■ **Records provided**:
^^^^^^^^^^^^^^^^

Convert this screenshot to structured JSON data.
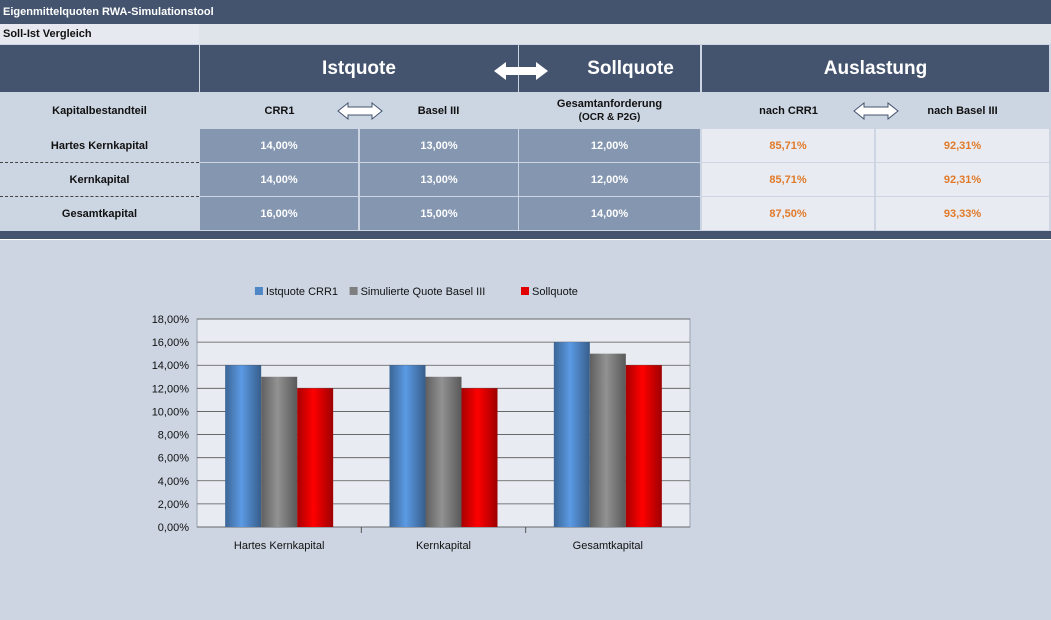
{
  "window": {
    "title": "Eigenmittelquoten RWA-Simulationstool"
  },
  "section": {
    "label": "Soll-Ist Vergleich"
  },
  "headers": {
    "istquote": "Istquote",
    "sollquote": "Sollquote",
    "auslastung": "Auslastung"
  },
  "subheaders": {
    "kapitalbestandteil": "Kapitalbestandteil",
    "crr1": "CRR1",
    "basel3": "Basel III",
    "gesamtanforderung": "Gesamtanforderung",
    "gesamtanforderung_note": "(OCR & P2G)",
    "nach_crr1": "nach CRR1",
    "nach_basel3": "nach Basel III"
  },
  "rows": [
    {
      "label": "Hartes Kernkapital",
      "crr1": "14,00%",
      "basel3": "13,00%",
      "soll": "12,00%",
      "ausl_crr1": "85,71%",
      "ausl_basel3": "92,31%"
    },
    {
      "label": "Kernkapital",
      "crr1": "14,00%",
      "basel3": "13,00%",
      "soll": "12,00%",
      "ausl_crr1": "85,71%",
      "ausl_basel3": "92,31%"
    },
    {
      "label": "Gesamtkapital",
      "crr1": "16,00%",
      "basel3": "15,00%",
      "soll": "14,00%",
      "ausl_crr1": "87,50%",
      "ausl_basel3": "93,33%"
    }
  ],
  "chart_data": {
    "type": "bar",
    "categories": [
      "Hartes Kernkapital",
      "Kernkapital",
      "Gesamtkapital"
    ],
    "series": [
      {
        "name": "Istquote CRR1",
        "values": [
          14,
          14,
          16
        ],
        "color": "#4f86c6"
      },
      {
        "name": "Simulierte Quote Basel III",
        "values": [
          13,
          13,
          15
        ],
        "color": "#7f7f7f"
      },
      {
        "name": "Sollquote",
        "values": [
          12,
          12,
          14
        ],
        "color": "#e00000"
      }
    ],
    "yticks": [
      "0,00%",
      "2,00%",
      "4,00%",
      "6,00%",
      "8,00%",
      "10,00%",
      "12,00%",
      "14,00%",
      "16,00%",
      "18,00%"
    ],
    "ylim": [
      0,
      18
    ],
    "grid": true,
    "legend": "top"
  }
}
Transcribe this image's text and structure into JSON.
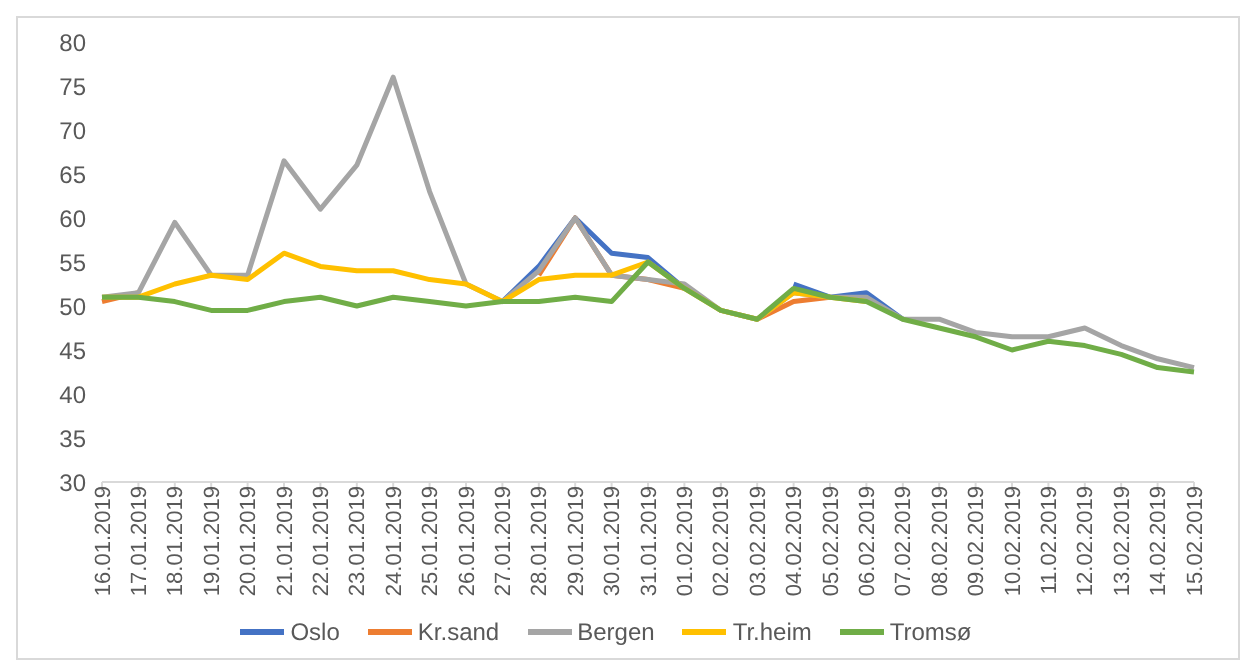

^^^^^^^^^^^^^^^^

Work out how many lines in the records above hold the string "Kernkapital", then give only that count.

4